**Short exercise**
Report every line in the records below that contains the word "Dunkards", copying each such line in full.
_____
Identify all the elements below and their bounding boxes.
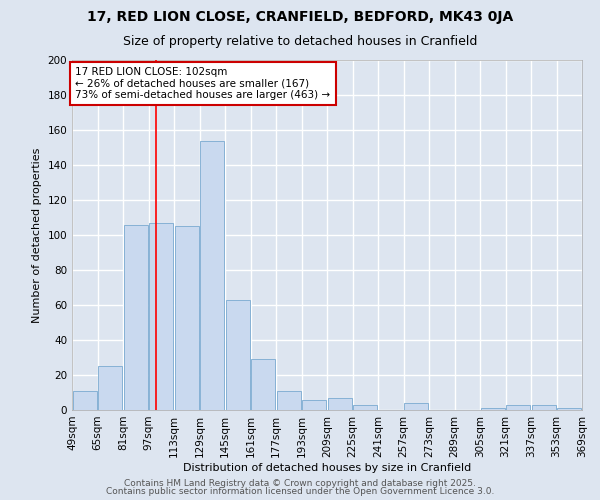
Bar [277,391,301,410]
Text: Contains public sector information licensed under the Open Government Licence 3.: Contains public sector information licen… [106,487,494,496]
Bar [73,391,97,410]
Text: Size of property relative to detached houses in Cranfield: Size of property relative to detached ho… [123,35,477,48]
Bar [506,405,530,410]
Bar [251,359,275,410]
Bar [404,403,428,410]
Bar [302,400,326,410]
X-axis label: Distribution of detached houses by size in Cranfield: Distribution of detached houses by size … [183,462,471,472]
Bar [353,405,377,410]
Bar [98,366,122,410]
Bar [557,408,581,410]
Bar [481,408,505,410]
Bar [149,223,173,410]
Bar [175,226,199,410]
Text: 17 RED LION CLOSE: 102sqm
← 26% of detached houses are smaller (167)
73% of semi: 17 RED LION CLOSE: 102sqm ← 26% of detac… [75,67,331,100]
Bar [200,140,224,410]
Text: Contains HM Land Registry data © Crown copyright and database right 2025.: Contains HM Land Registry data © Crown c… [124,478,476,488]
Bar [124,224,148,410]
Bar [532,405,556,410]
Bar [226,300,250,410]
Bar [328,398,352,410]
Y-axis label: Number of detached properties: Number of detached properties [32,148,42,322]
Text: 17, RED LION CLOSE, CRANFIELD, BEDFORD, MK43 0JA: 17, RED LION CLOSE, CRANFIELD, BEDFORD, … [87,10,513,24]
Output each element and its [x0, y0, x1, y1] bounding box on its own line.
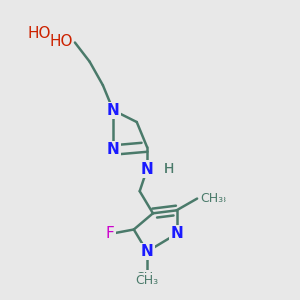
- Text: H: H: [163, 162, 174, 176]
- Text: CH₃: CH₃: [203, 192, 226, 205]
- Text: N: N: [170, 226, 183, 242]
- Text: N: N: [141, 162, 153, 177]
- Text: N: N: [107, 103, 120, 118]
- Text: CH₃: CH₃: [200, 192, 223, 205]
- Text: HO: HO: [28, 26, 51, 41]
- Text: H: H: [163, 162, 174, 176]
- Text: N: N: [107, 142, 120, 158]
- Text: CH₃: CH₃: [136, 271, 159, 284]
- Text: HO: HO: [50, 34, 74, 49]
- Text: CH₃: CH₃: [136, 274, 159, 287]
- Text: N: N: [141, 244, 153, 259]
- Text: F: F: [106, 226, 115, 242]
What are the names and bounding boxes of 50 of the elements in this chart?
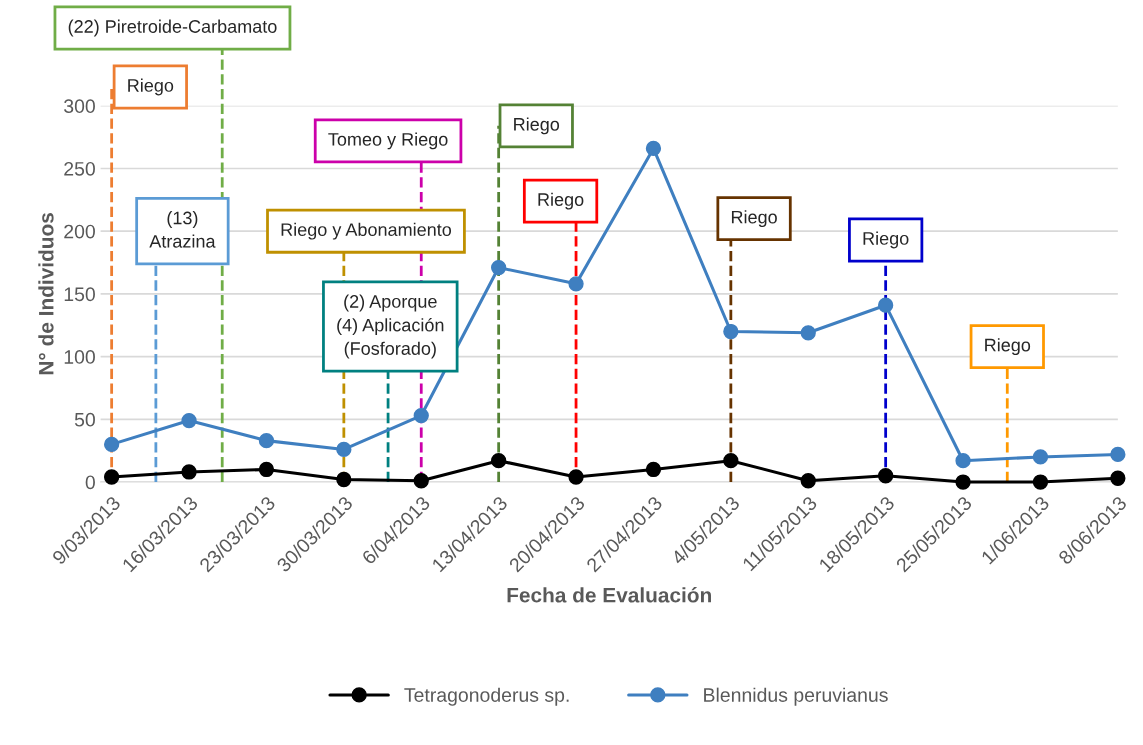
point [645,461,662,478]
point [181,412,197,429]
ref-line-label: Tomeo y Riego [328,132,448,150]
ref-line-label: (22) Piretroide-Carbamato [68,19,277,37]
point [1032,474,1049,490]
y-tick-label: 0 [85,475,95,490]
ref-line-label: Riego y Abonamiento [281,222,452,240]
ref-line-label: Riego [128,78,174,96]
ref-line-label: Riego [538,192,584,210]
ref-line-label: Riego [863,231,909,249]
y-tick-label: 150 [64,287,95,302]
point [181,464,197,480]
ref-line-label: (2) Aporque (4) Aplicación (Fosforado) [337,294,444,359]
point [413,473,429,489]
point [955,453,971,469]
legend-label: Blennidus peruvianus [704,687,888,706]
point [568,276,584,292]
ref-line-label: Riego [985,338,1031,355]
point [1110,446,1126,463]
y-tick-label: 200 [64,224,95,239]
ref-line-label: Riego [514,117,560,135]
y-tick-label: 250 [64,161,95,176]
ref-line-label: Riego [731,210,777,228]
x-axis-title: Fecha de Evaluación [507,587,711,603]
point [336,471,352,488]
y-tick-label: 50 [74,412,95,427]
point [491,453,507,469]
point [723,323,739,340]
y-tick-label: 100 [64,350,95,364]
point [104,436,120,453]
point [568,469,584,485]
point [491,259,507,276]
point [336,441,352,458]
point [1110,470,1126,486]
point [800,325,816,341]
point [258,461,275,478]
point [645,140,662,157]
legend-label: Tetragonoderus sp. [404,687,569,706]
point [723,453,739,469]
y-axis-title: N° de Individuos [38,213,54,375]
y-tick-label: 300 [64,99,95,114]
point [258,432,275,449]
point [1032,449,1049,465]
point [413,407,429,424]
point [104,469,120,485]
point [800,473,816,489]
point [878,297,894,313]
point [955,474,971,490]
ref-line-label: (13) Atrazina [149,211,216,248]
point [878,468,894,484]
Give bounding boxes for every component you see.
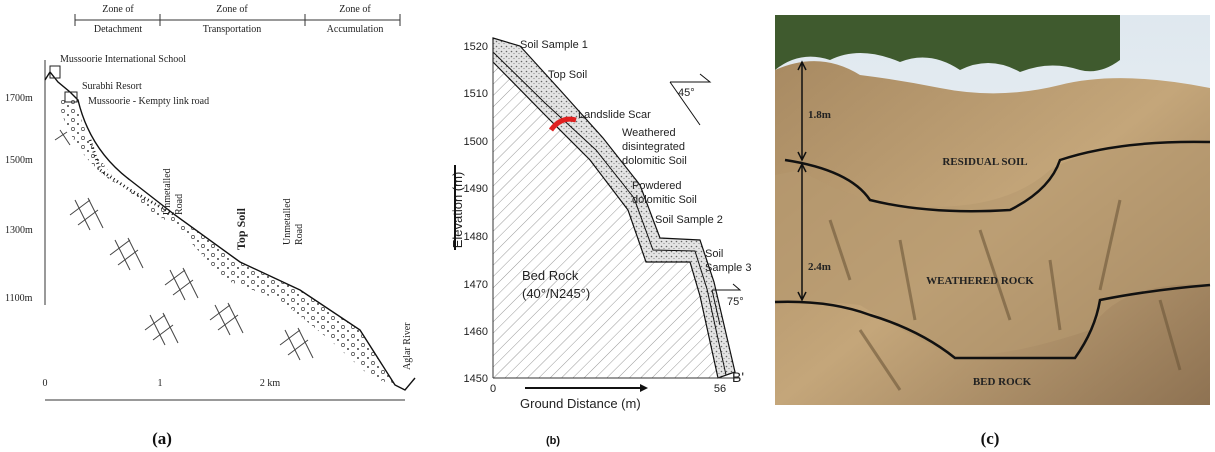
zone: Transportation <box>203 24 262 35</box>
y-tick-label: 1460 <box>464 326 488 338</box>
annotation: Soil Sample 1 <box>520 39 588 51</box>
annotation: Sample 3 <box>705 262 751 274</box>
rock-label: Bed Rock <box>522 268 579 283</box>
annotation: Top Soil <box>548 69 587 81</box>
x-tick-label: 0 <box>490 383 496 395</box>
annotation: disintegrated <box>622 141 685 153</box>
top-soil-label: Top Soil <box>234 207 248 250</box>
annotation: dolomitic Soil <box>632 194 697 206</box>
annotation: Powdered <box>632 180 682 192</box>
annotation: Soil <box>705 248 723 260</box>
y-tick-label: 1450 <box>464 373 488 385</box>
place-label: Surabhi Resort <box>82 81 142 92</box>
angle-label: 45° <box>678 87 695 99</box>
annotation: dolomitic Soil <box>622 155 687 167</box>
y-tick-label: 1520 <box>464 41 488 53</box>
x-tick-label: 56 <box>714 383 726 395</box>
zone: Zone of <box>339 4 371 15</box>
y-tick-label: 1480 <box>464 231 488 243</box>
elevation: 1300m <box>5 225 33 236</box>
zone: Detachment <box>94 24 143 35</box>
angle-label: 75° <box>727 296 744 308</box>
scale-label: 1 <box>158 378 163 389</box>
panel-a: Zone of Detachment Zone of Transportatio… <box>5 4 415 448</box>
annotation: Landslide Scar <box>578 109 651 121</box>
annotation: Weathered <box>622 127 676 139</box>
caption: (c) <box>981 429 1000 448</box>
road-label: Unmetalled <box>162 168 173 215</box>
layer-label: WEATHERED ROCK <box>926 275 1034 287</box>
rock-label: (40°/N245°) <box>522 286 590 301</box>
caption: (b) <box>546 435 560 447</box>
scale-label: 2 km <box>260 378 281 389</box>
elevation: 1700m <box>5 93 33 104</box>
elevation: 1500m <box>5 155 33 166</box>
scale-label: 0 <box>43 378 48 389</box>
panel-c: 1.8m 2.4m RESIDUAL SOIL WEATHERED ROCK B… <box>775 15 1210 448</box>
y-tick-label: 1500 <box>464 136 488 148</box>
x-axis-title: Ground Distance (m) <box>520 396 641 411</box>
thickness-label: 1.8m <box>808 109 831 121</box>
zone: Zone of <box>102 4 134 15</box>
y-axis-title: Elevation (m) <box>450 172 465 249</box>
figure: Zone of Detachment Zone of Transportatio… <box>0 0 1215 452</box>
road-label: Road <box>174 194 185 215</box>
place-label: Mussoorie International School <box>60 54 186 65</box>
road-label: Unmetalled <box>282 198 293 245</box>
elevation: 1100m <box>5 293 33 304</box>
place-label: Mussoorie - Kempty link road <box>88 96 209 107</box>
y-tick-label: 1470 <box>464 279 488 291</box>
zone: Accumulation <box>327 24 384 35</box>
annotation: Soil Sample 2 <box>655 214 723 226</box>
layer-label: RESIDUAL SOIL <box>942 156 1027 168</box>
zone: Zone of <box>216 4 248 15</box>
layer-label: BED ROCK <box>973 376 1032 388</box>
panel-b: 1520 1510 1500 1490 1480 1470 1460 1450 … <box>450 38 751 447</box>
thickness-label: 2.4m <box>808 261 831 273</box>
road-label: Road <box>294 224 305 245</box>
y-tick-label: 1490 <box>464 183 488 195</box>
river-label: Aglar River <box>402 322 413 370</box>
y-ticks: 1520 1510 1500 1490 1480 1470 1460 1450 <box>464 41 488 385</box>
y-tick-label: 1510 <box>464 88 488 100</box>
caption: (a) <box>152 429 172 448</box>
end-label: B' <box>732 369 744 385</box>
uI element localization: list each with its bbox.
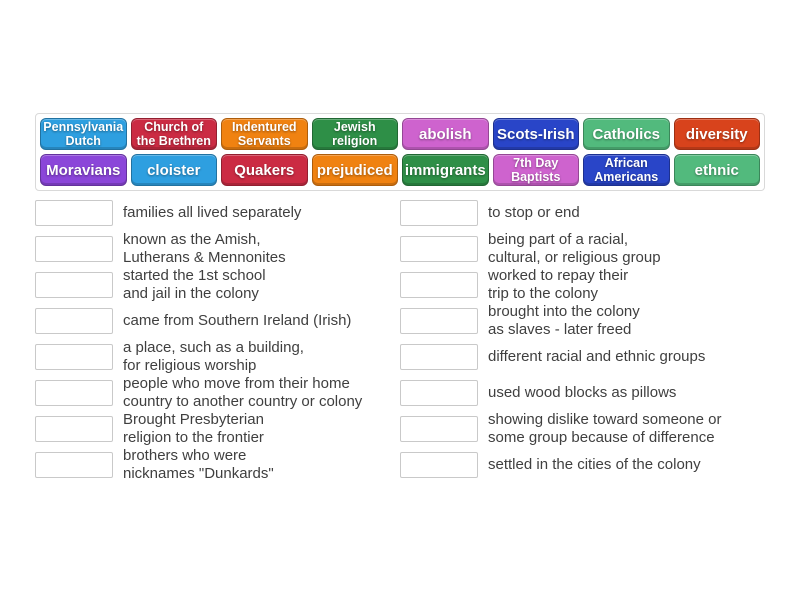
answer-slot[interactable]: [35, 200, 113, 226]
match-row: being part of a racial, cultural, or rel…: [400, 231, 765, 267]
word-tile[interactable]: abolish: [402, 118, 489, 150]
answer-slot[interactable]: [35, 452, 113, 478]
match-row: used wood blocks as pillows: [400, 375, 765, 411]
match-row: came from Southern Ireland (Irish): [35, 303, 400, 339]
match-row: families all lived separately: [35, 195, 400, 231]
definitions-area: families all lived separately known as t…: [0, 195, 800, 483]
word-tile[interactable]: 7th Day Baptists: [492, 154, 579, 186]
match-row: worked to repay their trip to the colony: [400, 267, 765, 303]
definition-text: worked to repay their trip to the colony: [488, 267, 629, 302]
answer-slot[interactable]: [400, 200, 478, 226]
match-row: a place, such as a building, for religio…: [35, 339, 400, 375]
definition-text: a place, such as a building, for religio…: [123, 339, 304, 374]
answer-slot[interactable]: [35, 344, 113, 370]
word-bank: Pennsylvania Dutch Church of the Brethren…: [35, 113, 765, 191]
word-tile[interactable]: Jewish religion: [311, 118, 398, 150]
answer-slot[interactable]: [400, 452, 478, 478]
match-row: people who move from their home country …: [35, 375, 400, 411]
answer-slot[interactable]: [400, 236, 478, 262]
definition-text: people who move from their home country …: [123, 375, 363, 410]
word-tile[interactable]: diversity: [673, 118, 760, 150]
answer-slot[interactable]: [35, 416, 113, 442]
answer-slot[interactable]: [400, 416, 478, 442]
definition-text: to stop or end: [488, 204, 580, 221]
match-row: started the 1st school and jail in the c…: [35, 267, 400, 303]
word-tile[interactable]: Scots-Irish: [492, 118, 579, 150]
definition-text: being part of a racial, cultural, or rel…: [488, 231, 661, 266]
match-row: different racial and ethnic groups: [400, 339, 765, 375]
right-definitions-column: to stop or end being part of a racial, c…: [400, 195, 765, 483]
word-tile[interactable]: Pennsylvania Dutch: [40, 118, 127, 150]
definition-text: settled in the cities of the colony: [488, 456, 701, 473]
definition-text: used wood blocks as pillows: [488, 384, 677, 401]
match-row: showing dislike toward someone or some g…: [400, 411, 765, 447]
left-definitions-column: families all lived separately known as t…: [35, 195, 400, 483]
word-tile[interactable]: Moravians: [40, 154, 127, 186]
answer-slot[interactable]: [400, 308, 478, 334]
word-tile[interactable]: immigrants: [402, 154, 489, 186]
match-row: settled in the cities of the colony: [400, 447, 765, 483]
match-row: brought into the colony as slaves - late…: [400, 303, 765, 339]
answer-slot[interactable]: [400, 344, 478, 370]
definition-text: started the 1st school and jail in the c…: [123, 267, 266, 302]
match-row: known as the Amish, Lutherans & Mennonit…: [35, 231, 400, 267]
answer-slot[interactable]: [35, 308, 113, 334]
match-row: to stop or end: [400, 195, 765, 231]
word-tile[interactable]: ethnic: [673, 154, 760, 186]
definition-text: came from Southern Ireland (Irish): [123, 312, 352, 329]
word-tile[interactable]: prejudiced: [311, 154, 398, 186]
word-tile[interactable]: Quakers: [221, 154, 308, 186]
definition-text: Brought Presbyterian religion to the fro…: [123, 411, 264, 446]
answer-slot[interactable]: [35, 272, 113, 298]
definition-text: different racial and ethnic groups: [488, 348, 706, 365]
word-tile[interactable]: African Americans: [583, 154, 670, 186]
word-tile[interactable]: Church of the Brethren: [130, 118, 217, 150]
answer-slot[interactable]: [400, 272, 478, 298]
answer-slot[interactable]: [400, 380, 478, 406]
word-tile[interactable]: Catholics: [583, 118, 670, 150]
match-row: brothers who were nicknames "Dunkards": [35, 447, 400, 483]
definition-text: known as the Amish, Lutherans & Mennonit…: [123, 231, 286, 266]
match-row: Brought Presbyterian religion to the fro…: [35, 411, 400, 447]
definition-text: brothers who were nicknames "Dunkards": [123, 447, 274, 482]
answer-slot[interactable]: [35, 236, 113, 262]
definition-text: brought into the colony as slaves - late…: [488, 303, 640, 338]
answer-slot[interactable]: [35, 380, 113, 406]
definition-text: families all lived separately: [123, 204, 302, 221]
word-tile[interactable]: Indentured Servants: [221, 118, 308, 150]
definition-text: showing dislike toward someone or some g…: [488, 411, 722, 446]
word-tile[interactable]: cloister: [130, 154, 217, 186]
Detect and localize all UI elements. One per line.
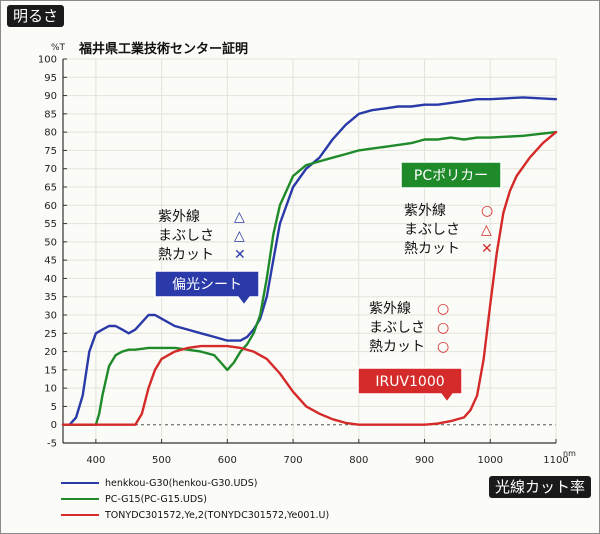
rating-label: まぶしさ <box>158 228 214 244</box>
y-tick-label: 50 <box>44 237 57 248</box>
chart-title: 明るさ <box>7 5 65 27</box>
rating-label: まぶしさ <box>404 222 460 238</box>
callout-badge-pc: PCポリカー <box>400 161 502 189</box>
rating-mark: ○ <box>437 320 449 336</box>
rating-mark: △ <box>481 222 492 238</box>
x-tick-label: 1000 <box>478 455 503 466</box>
legend-label: PC-G15(PC-G15.UDS) <box>105 493 207 505</box>
axes: 1009590858075706560555045403530252015105… <box>38 55 569 467</box>
legend-label: TONYDC301572,Ye,2(TONYDC301572,Ye001.U) <box>105 509 330 521</box>
y-tick-label: 40 <box>44 274 57 285</box>
rating-label: 熱カット <box>369 339 425 355</box>
legend-swatch <box>61 482 99 484</box>
legend-swatch <box>61 514 99 516</box>
x-tick-label: 700 <box>284 455 303 466</box>
y-tick-label: 100 <box>38 55 57 66</box>
y-tick-label: 75 <box>44 146 57 157</box>
legend-item: PC-G15(PC-G15.UDS) <box>61 491 329 507</box>
x-tick-label: 800 <box>349 455 368 466</box>
callout-label: PCポリカー <box>414 168 488 184</box>
y-tick-label: 10 <box>44 384 57 395</box>
series-line <box>61 130 558 426</box>
callout-badge-iruv: IRUV1000 <box>357 367 463 404</box>
legend-item: TONYDC301572,Ye,2(TONYDC301572,Ye001.U) <box>61 507 329 523</box>
rating-label: 熱カット <box>158 247 214 263</box>
x-axis-label: 光線カット率 <box>488 476 591 498</box>
y-tick-label: 55 <box>44 219 57 230</box>
rating-mark: ○ <box>437 301 449 317</box>
callout-badge-henkou: 偏光シート <box>154 270 260 307</box>
x-tick-label: 900 <box>415 455 434 466</box>
y-tick-label: 45 <box>44 256 57 267</box>
rating-label: 紫外線 <box>369 301 411 317</box>
y-tick-label: 15 <box>44 365 57 376</box>
legend-item: henkkou-G30(henkou-G30.UDS) <box>61 475 329 491</box>
rating-mark: ✕ <box>234 247 246 263</box>
y-tick-label: -5 <box>47 439 57 450</box>
x-tick-label: 1100 <box>543 455 568 466</box>
series-line <box>61 96 558 426</box>
y-axis-unit: %T <box>51 43 66 53</box>
series-line <box>61 130 558 426</box>
y-tick-label: 20 <box>44 347 57 358</box>
y-tick-label: 95 <box>44 73 57 84</box>
legend: henkkou-G30(henkou-G30.UDS) PC-G15(PC-G1… <box>61 475 329 523</box>
y-tick-label: 25 <box>44 329 57 340</box>
y-tick-label: 5 <box>51 402 57 413</box>
x-tick-label: 600 <box>218 455 237 466</box>
callout-label: IRUV1000 <box>375 374 444 390</box>
callout-label: 偏光シート <box>172 277 242 293</box>
y-tick-label: 35 <box>44 292 57 303</box>
x-tick-label: 500 <box>152 455 171 466</box>
y-tick-label: 60 <box>44 201 57 212</box>
rating-mark: ✕ <box>481 241 493 257</box>
x-axis-unit: nm <box>563 449 576 458</box>
y-tick-label: 30 <box>44 311 57 322</box>
y-tick-label: 65 <box>44 183 57 194</box>
callout-box <box>400 161 502 189</box>
legend-swatch <box>61 498 99 500</box>
y-tick-label: 0 <box>51 420 57 431</box>
rating-label: 紫外線 <box>404 203 446 219</box>
y-tick-label: 90 <box>44 91 57 102</box>
rating-mark: △ <box>234 209 245 225</box>
callout-box <box>357 367 463 404</box>
rating-mark: ○ <box>437 339 449 355</box>
callout-box <box>154 270 260 307</box>
rating-label: 熱カット <box>404 241 460 257</box>
rating-mark: ○ <box>481 203 493 219</box>
series-lines <box>61 96 558 426</box>
rating-label: まぶしさ <box>369 320 425 336</box>
y-tick-label: 85 <box>44 109 57 120</box>
y-tick-label: 80 <box>44 128 57 139</box>
rating-mark: △ <box>234 228 245 244</box>
y-tick-label: 70 <box>44 164 57 175</box>
rating-label: 紫外線 <box>158 209 200 225</box>
source-label: 福井県工業技術センター証明 <box>78 41 248 57</box>
legend-label: henkkou-G30(henkou-G30.UDS) <box>105 477 258 489</box>
x-tick-label: 400 <box>86 455 105 466</box>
_____
**Expected answer**
match-row: brothers who were nicknames "Dunkards": [35, 447, 400, 483]
definition-text: brothers who were nicknames "Dunkards": [123, 447, 274, 482]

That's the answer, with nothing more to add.